### [DO THIS]
Return every one of the rows below word for word, leaving out the pictures.
★ ★ ★ ★
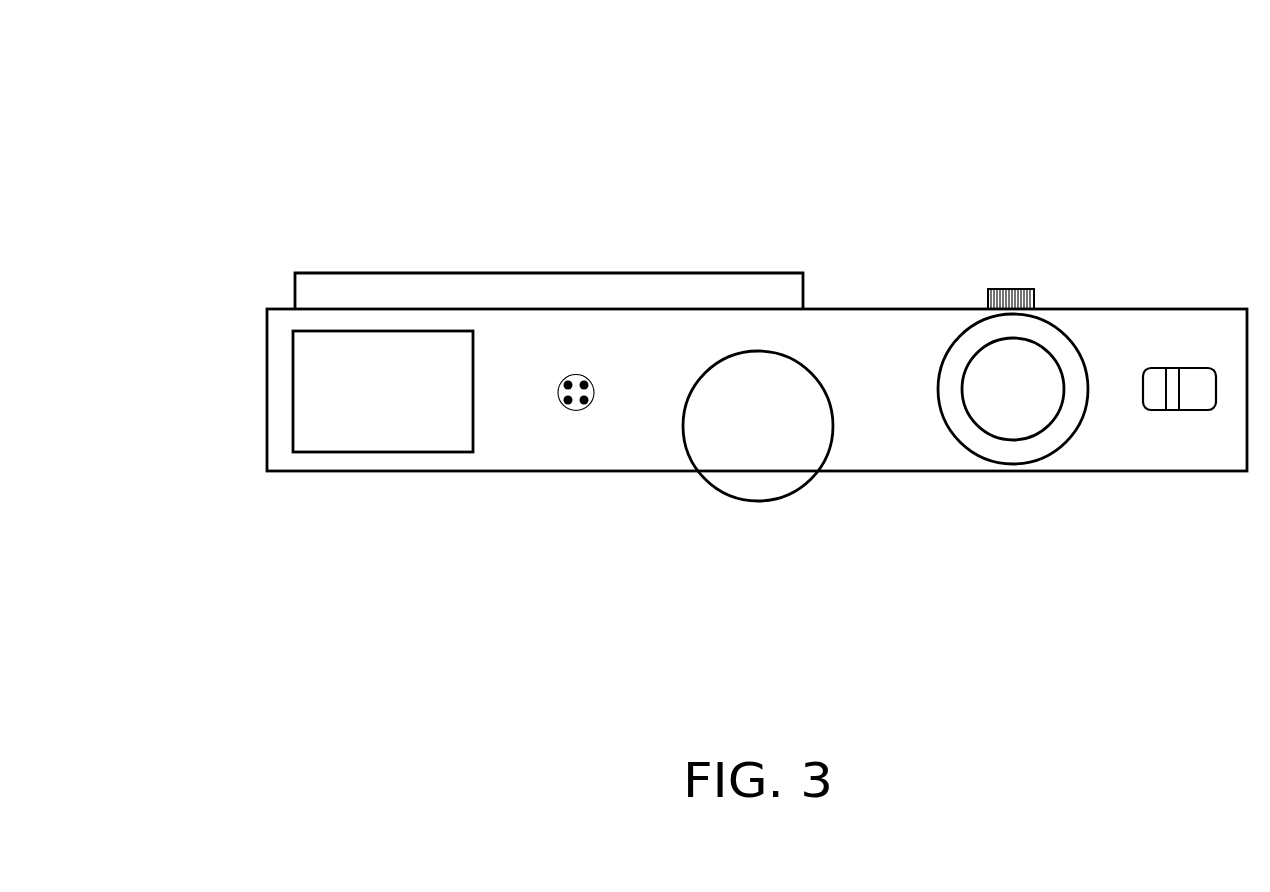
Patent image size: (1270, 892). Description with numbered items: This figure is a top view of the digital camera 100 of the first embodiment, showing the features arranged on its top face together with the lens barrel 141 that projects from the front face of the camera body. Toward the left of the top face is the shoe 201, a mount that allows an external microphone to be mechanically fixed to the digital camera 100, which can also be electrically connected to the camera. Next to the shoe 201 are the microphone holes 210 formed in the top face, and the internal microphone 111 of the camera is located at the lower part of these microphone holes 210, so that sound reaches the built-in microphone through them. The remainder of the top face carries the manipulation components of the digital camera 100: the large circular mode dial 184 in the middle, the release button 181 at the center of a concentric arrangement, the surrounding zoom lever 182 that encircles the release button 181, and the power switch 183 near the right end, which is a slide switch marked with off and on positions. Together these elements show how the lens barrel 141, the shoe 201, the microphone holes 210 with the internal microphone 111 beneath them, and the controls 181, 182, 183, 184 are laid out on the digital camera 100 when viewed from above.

The digital camera 100 is at (668, 243).
The lens barrel 141 is at (328, 272).
The shoe 201 is at (293, 407).
The microphone holes 210 is at (558, 386).
The internal microphone 111 is at (573, 411).
The mode dial 184 is at (766, 500).
The zoom lever 182 is at (1037, 447).
The release button 181 is at (1018, 395).
The power switch 183 is at (1156, 388).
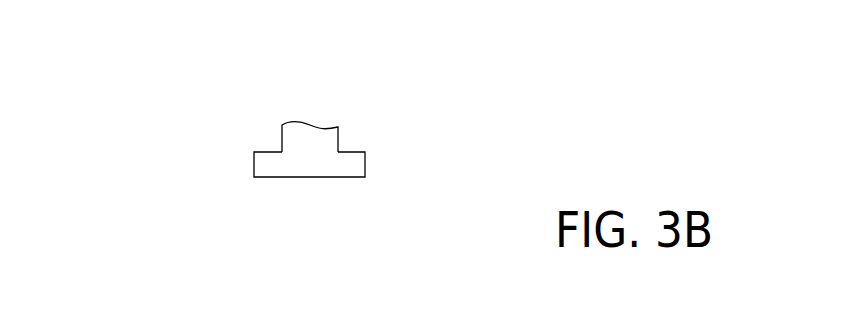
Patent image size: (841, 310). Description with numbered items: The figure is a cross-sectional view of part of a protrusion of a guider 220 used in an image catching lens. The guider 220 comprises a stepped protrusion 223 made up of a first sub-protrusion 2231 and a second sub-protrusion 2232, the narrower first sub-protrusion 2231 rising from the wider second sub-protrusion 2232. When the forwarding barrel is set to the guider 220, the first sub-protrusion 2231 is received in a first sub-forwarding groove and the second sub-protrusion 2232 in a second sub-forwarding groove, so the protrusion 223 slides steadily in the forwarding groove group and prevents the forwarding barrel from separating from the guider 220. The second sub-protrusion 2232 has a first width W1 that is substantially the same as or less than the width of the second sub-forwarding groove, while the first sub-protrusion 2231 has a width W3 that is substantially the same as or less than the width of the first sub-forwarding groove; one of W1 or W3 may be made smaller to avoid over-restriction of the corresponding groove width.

The guider 220 is at (157, 64).
The protrusion 223 is at (390, 151).
The first sub-protrusion 2231 is at (327, 139).
The second sub-protrusion 2232 is at (350, 165).
The width of the first sub-protrusion W3 is at (338, 122).
The first width of the second sub-protrusion W1 is at (365, 179).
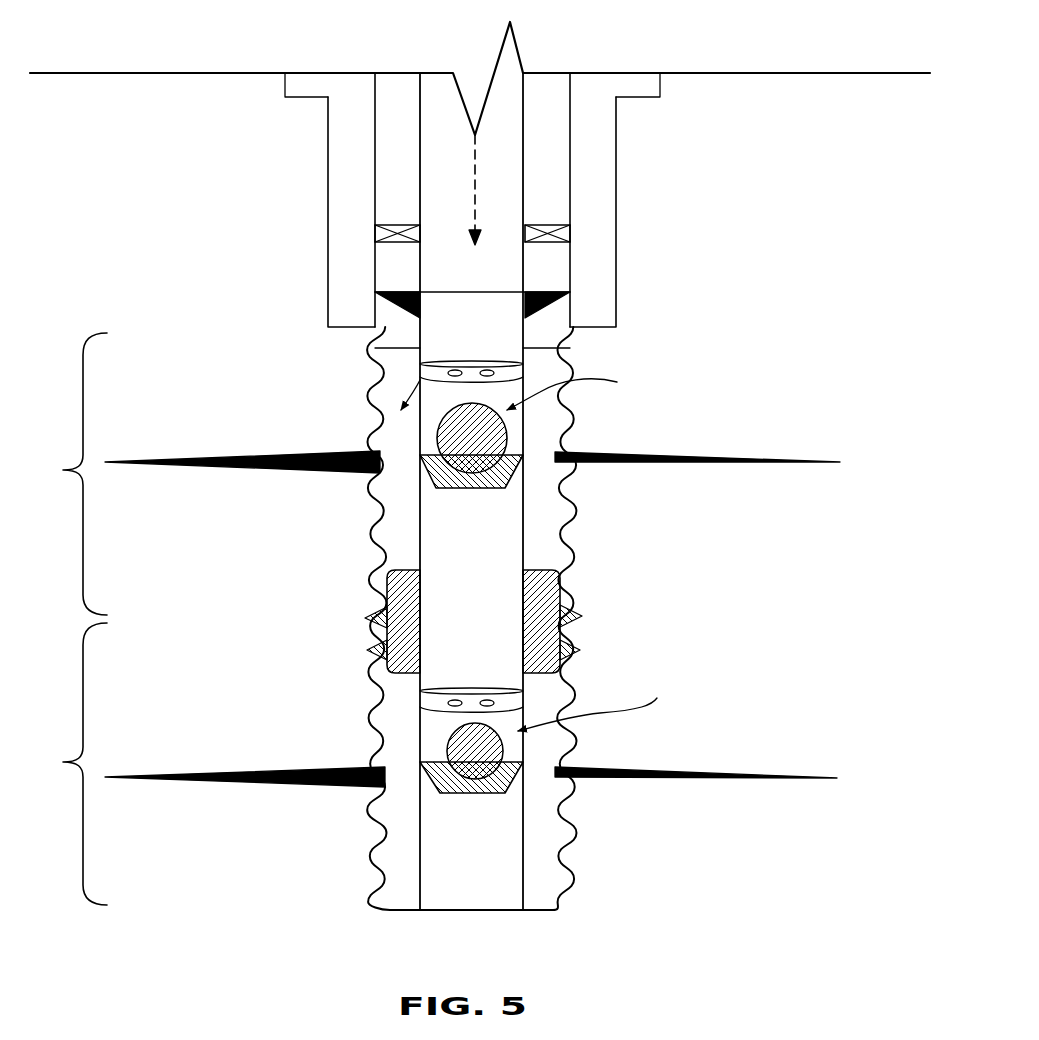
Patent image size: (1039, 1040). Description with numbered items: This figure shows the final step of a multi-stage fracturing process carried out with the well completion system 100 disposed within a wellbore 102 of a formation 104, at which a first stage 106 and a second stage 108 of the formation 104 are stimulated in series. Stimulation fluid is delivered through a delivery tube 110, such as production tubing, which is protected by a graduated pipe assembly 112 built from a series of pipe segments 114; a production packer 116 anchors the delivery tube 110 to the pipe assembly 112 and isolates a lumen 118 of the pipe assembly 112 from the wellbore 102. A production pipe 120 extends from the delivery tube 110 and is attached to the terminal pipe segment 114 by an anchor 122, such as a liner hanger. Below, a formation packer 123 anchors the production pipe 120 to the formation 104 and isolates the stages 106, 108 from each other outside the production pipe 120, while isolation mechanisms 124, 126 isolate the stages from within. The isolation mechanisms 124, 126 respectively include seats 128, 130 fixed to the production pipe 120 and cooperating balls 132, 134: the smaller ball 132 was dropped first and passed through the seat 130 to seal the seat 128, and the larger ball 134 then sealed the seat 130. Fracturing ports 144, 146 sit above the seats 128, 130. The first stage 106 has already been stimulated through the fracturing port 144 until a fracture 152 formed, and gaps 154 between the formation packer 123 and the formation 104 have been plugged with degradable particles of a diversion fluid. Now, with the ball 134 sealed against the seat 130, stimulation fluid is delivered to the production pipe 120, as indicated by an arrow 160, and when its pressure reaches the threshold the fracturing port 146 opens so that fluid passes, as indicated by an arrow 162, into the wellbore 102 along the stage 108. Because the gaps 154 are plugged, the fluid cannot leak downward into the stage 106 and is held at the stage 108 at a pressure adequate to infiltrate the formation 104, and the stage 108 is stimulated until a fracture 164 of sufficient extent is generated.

The well completion system 100 is at (752, 179).
The wellbore 102 is at (565, 343).
The formation 104 is at (231, 307).
The first stage 106 is at (59, 764).
The second stage 108 is at (59, 474).
The delivery tube 110 is at (420, 117).
The graduated pipe assembly 112 is at (328, 170).
The pipe segments 114 is at (346, 200).
The production packer 116 is at (393, 225).
The lumen 118 is at (548, 193).
The production pipe 120 is at (523, 348).
The anchor 122 is at (552, 292).
The formation packer 123 is at (580, 615).
The isolation mechanism 124 is at (611, 707).
The isolation mechanism 126 is at (586, 388).
The seat 128 is at (497, 793).
The seat 130 is at (493, 488).
The ball 132 is at (503, 748).
The ball 134 is at (510, 437).
The fracturing port 144 is at (420, 695).
The fracturing port 146 is at (420, 372).
The fracture 152 is at (262, 787).
The gaps 154 is at (372, 616).
The arrow 160 is at (475, 160).
The arrow 162 is at (375, 392).
The fracture 164 is at (267, 472).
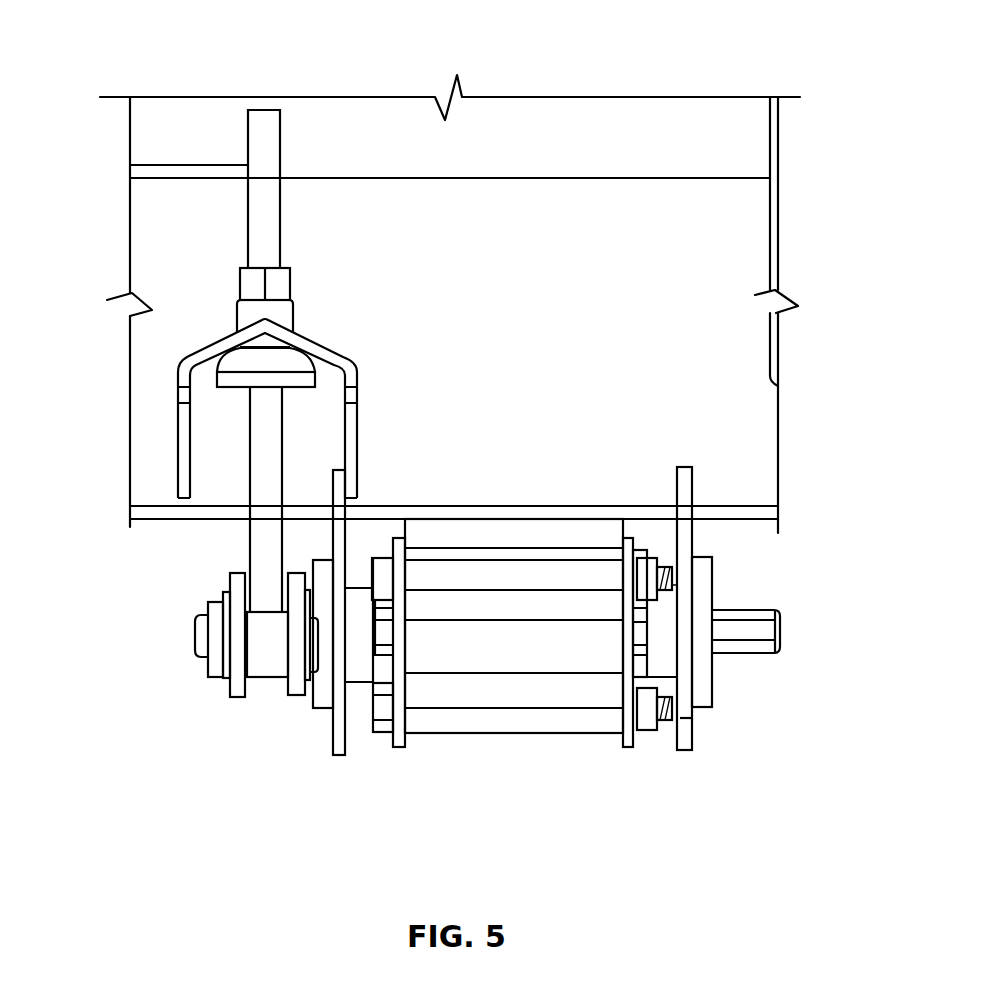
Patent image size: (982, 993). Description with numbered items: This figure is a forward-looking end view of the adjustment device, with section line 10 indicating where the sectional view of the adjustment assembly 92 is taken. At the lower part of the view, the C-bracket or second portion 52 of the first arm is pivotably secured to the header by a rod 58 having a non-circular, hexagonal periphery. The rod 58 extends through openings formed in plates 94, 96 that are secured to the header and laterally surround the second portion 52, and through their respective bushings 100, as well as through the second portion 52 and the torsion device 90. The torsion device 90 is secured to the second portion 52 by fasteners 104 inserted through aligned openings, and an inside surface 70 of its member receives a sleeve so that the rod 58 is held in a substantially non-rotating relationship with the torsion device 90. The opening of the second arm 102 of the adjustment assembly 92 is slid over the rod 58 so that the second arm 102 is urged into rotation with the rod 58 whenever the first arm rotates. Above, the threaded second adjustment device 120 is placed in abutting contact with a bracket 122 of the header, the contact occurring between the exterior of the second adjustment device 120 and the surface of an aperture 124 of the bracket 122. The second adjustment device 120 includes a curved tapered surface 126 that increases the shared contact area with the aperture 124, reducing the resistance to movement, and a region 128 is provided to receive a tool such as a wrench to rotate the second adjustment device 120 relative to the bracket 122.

The section line 10- 10 is at (263, 108).
The second portion 52 is at (635, 742).
The rod 58 is at (758, 608).
The inside surface 70 is at (310, 683).
The torsion device 90 is at (523, 735).
The adjustment assembly 92 is at (180, 607).
The plate 94 is at (695, 730).
The plate 96 is at (333, 739).
The bushing 100 is at (350, 682).
The second arm 102 is at (230, 580).
The fastener 104 is at (390, 738).
The second adjustment device 120 is at (232, 316).
The bracket 122 is at (178, 433).
The aperture 124 is at (228, 337).
The tapered surface 126 is at (296, 353).
The region 128 is at (240, 277).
★ ★ ★ ★
### [RESULT]
Patent image size: (1270, 892). Description with numbered items: This figure is a top view of the digital camera 100 of the first embodiment, showing the features arranged on its top face together with the lens barrel 141 that projects from the front face of the camera body. Toward the left of the top face is the shoe 201, a mount that allows an external microphone to be mechanically fixed to the digital camera 100, which can also be electrically connected to the camera. Next to the shoe 201 are the microphone holes 210 formed in the top face, and the internal microphone 111 of the camera is located at the lower part of these microphone holes 210, so that sound reaches the built-in microphone through them. The remainder of the top face carries the manipulation components of the digital camera 100: the large circular mode dial 184 in the middle, the release button 181 at the center of a concentric arrangement, the surrounding zoom lever 182 that encircles the release button 181, and the power switch 183 near the right end, which is a slide switch marked with off and on positions. Together these elements show how the lens barrel 141, the shoe 201, the microphone holes 210 with the internal microphone 111 beneath them, and the controls 181, 182, 183, 184 are laid out on the digital camera 100 when viewed from above.

The digital camera 100 is at (668, 243).
The lens barrel 141 is at (328, 272).
The shoe 201 is at (293, 407).
The microphone holes 210 is at (558, 386).
The internal microphone 111 is at (573, 411).
The mode dial 184 is at (766, 500).
The zoom lever 182 is at (1037, 447).
The release button 181 is at (1018, 395).
The power switch 183 is at (1156, 388).
Patent image size: (841, 310). Description with numbered items: The figure is a cross-sectional view of part of a protrusion of a guider 220 used in an image catching lens. The guider 220 comprises a stepped protrusion 223 made up of a first sub-protrusion 2231 and a second sub-protrusion 2232, the narrower first sub-protrusion 2231 rising from the wider second sub-protrusion 2232. When the forwarding barrel is set to the guider 220, the first sub-protrusion 2231 is received in a first sub-forwarding groove and the second sub-protrusion 2232 in a second sub-forwarding groove, so the protrusion 223 slides steadily in the forwarding groove group and prevents the forwarding barrel from separating from the guider 220. The second sub-protrusion 2232 has a first width W1 that is substantially the same as or less than the width of the second sub-forwarding groove, while the first sub-protrusion 2231 has a width W3 that is substantially the same as or less than the width of the first sub-forwarding groove; one of W1 or W3 may be made smaller to avoid over-restriction of the corresponding groove width.

The guider 220 is at (157, 64).
The protrusion 223 is at (390, 151).
The first sub-protrusion 2231 is at (327, 139).
The second sub-protrusion 2232 is at (350, 165).
The width of the first sub-protrusion W3 is at (338, 122).
The first width of the second sub-protrusion W1 is at (365, 179).
Patent image size: (1039, 1040). Description with numbered items: This figure shows the final step of a multi-stage fracturing process carried out with the well completion system 100 disposed within a wellbore 102 of a formation 104, at which a first stage 106 and a second stage 108 of the formation 104 are stimulated in series. Stimulation fluid is delivered through a delivery tube 110, such as production tubing, which is protected by a graduated pipe assembly 112 built from a series of pipe segments 114; a production packer 116 anchors the delivery tube 110 to the pipe assembly 112 and isolates a lumen 118 of the pipe assembly 112 from the wellbore 102. A production pipe 120 extends from the delivery tube 110 and is attached to the terminal pipe segment 114 by an anchor 122, such as a liner hanger. Below, a formation packer 123 anchors the production pipe 120 to the formation 104 and isolates the stages 106, 108 from each other outside the production pipe 120, while isolation mechanisms 124, 126 isolate the stages from within. The isolation mechanisms 124, 126 respectively include seats 128, 130 fixed to the production pipe 120 and cooperating balls 132, 134: the smaller ball 132 was dropped first and passed through the seat 130 to seal the seat 128, and the larger ball 134 then sealed the seat 130. Fracturing ports 144, 146 sit above the seats 128, 130. The first stage 106 has already been stimulated through the fracturing port 144 until a fracture 152 formed, and gaps 154 between the formation packer 123 and the formation 104 have been plugged with degradable particles of a diversion fluid. Now, with the ball 134 sealed against the seat 130, stimulation fluid is delivered to the production pipe 120, as indicated by an arrow 160, and when its pressure reaches the threshold the fracturing port 146 opens so that fluid passes, as indicated by an arrow 162, into the wellbore 102 along the stage 108. Because the gaps 154 are plugged, the fluid cannot leak downward into the stage 106 and is held at the stage 108 at a pressure adequate to infiltrate the formation 104, and the stage 108 is stimulated until a fracture 164 of sufficient extent is generated.

The well completion system 100 is at (752, 179).
The wellbore 102 is at (565, 343).
The formation 104 is at (231, 307).
The first stage 106 is at (59, 764).
The second stage 108 is at (59, 474).
The delivery tube 110 is at (420, 117).
The graduated pipe assembly 112 is at (328, 170).
The pipe segments 114 is at (346, 200).
The production packer 116 is at (393, 225).
The lumen 118 is at (548, 193).
The production pipe 120 is at (523, 348).
The anchor 122 is at (552, 292).
The formation packer 123 is at (580, 615).
The isolation mechanism 124 is at (611, 707).
The isolation mechanism 126 is at (586, 388).
The seat 128 is at (497, 793).
The seat 130 is at (493, 488).
The ball 132 is at (503, 748).
The ball 134 is at (510, 437).
The fracturing port 144 is at (420, 695).
The fracturing port 146 is at (420, 372).
The fracture 152 is at (262, 787).
The gaps 154 is at (372, 616).
The arrow 160 is at (475, 160).
The arrow 162 is at (375, 392).
The fracture 164 is at (267, 472).
Patent image size: (982, 993). Description with numbered items: This figure is a forward-looking end view of the adjustment device, with section line 10 indicating where the sectional view of the adjustment assembly 92 is taken. At the lower part of the view, the C-bracket or second portion 52 of the first arm is pivotably secured to the header by a rod 58 having a non-circular, hexagonal periphery. The rod 58 extends through openings formed in plates 94, 96 that are secured to the header and laterally surround the second portion 52, and through their respective bushings 100, as well as through the second portion 52 and the torsion device 90. The torsion device 90 is secured to the second portion 52 by fasteners 104 inserted through aligned openings, and an inside surface 70 of its member receives a sleeve so that the rod 58 is held in a substantially non-rotating relationship with the torsion device 90. The opening of the second arm 102 of the adjustment assembly 92 is slid over the rod 58 so that the second arm 102 is urged into rotation with the rod 58 whenever the first arm rotates. Above, the threaded second adjustment device 120 is placed in abutting contact with a bracket 122 of the header, the contact occurring between the exterior of the second adjustment device 120 and the surface of an aperture 124 of the bracket 122. The second adjustment device 120 includes a curved tapered surface 126 that increases the shared contact area with the aperture 124, reducing the resistance to movement, and a region 128 is provided to receive a tool such as a wrench to rotate the second adjustment device 120 relative to the bracket 122.

The section line 10- 10 is at (263, 108).
The second portion 52 is at (635, 742).
The rod 58 is at (758, 608).
The inside surface 70 is at (310, 683).
The torsion device 90 is at (523, 735).
The adjustment assembly 92 is at (180, 607).
The plate 94 is at (695, 730).
The plate 96 is at (333, 739).
The bushing 100 is at (350, 682).
The second arm 102 is at (230, 580).
The fastener 104 is at (390, 738).
The second adjustment device 120 is at (232, 316).
The bracket 122 is at (178, 433).
The aperture 124 is at (228, 337).
The tapered surface 126 is at (296, 353).
The region 128 is at (240, 277).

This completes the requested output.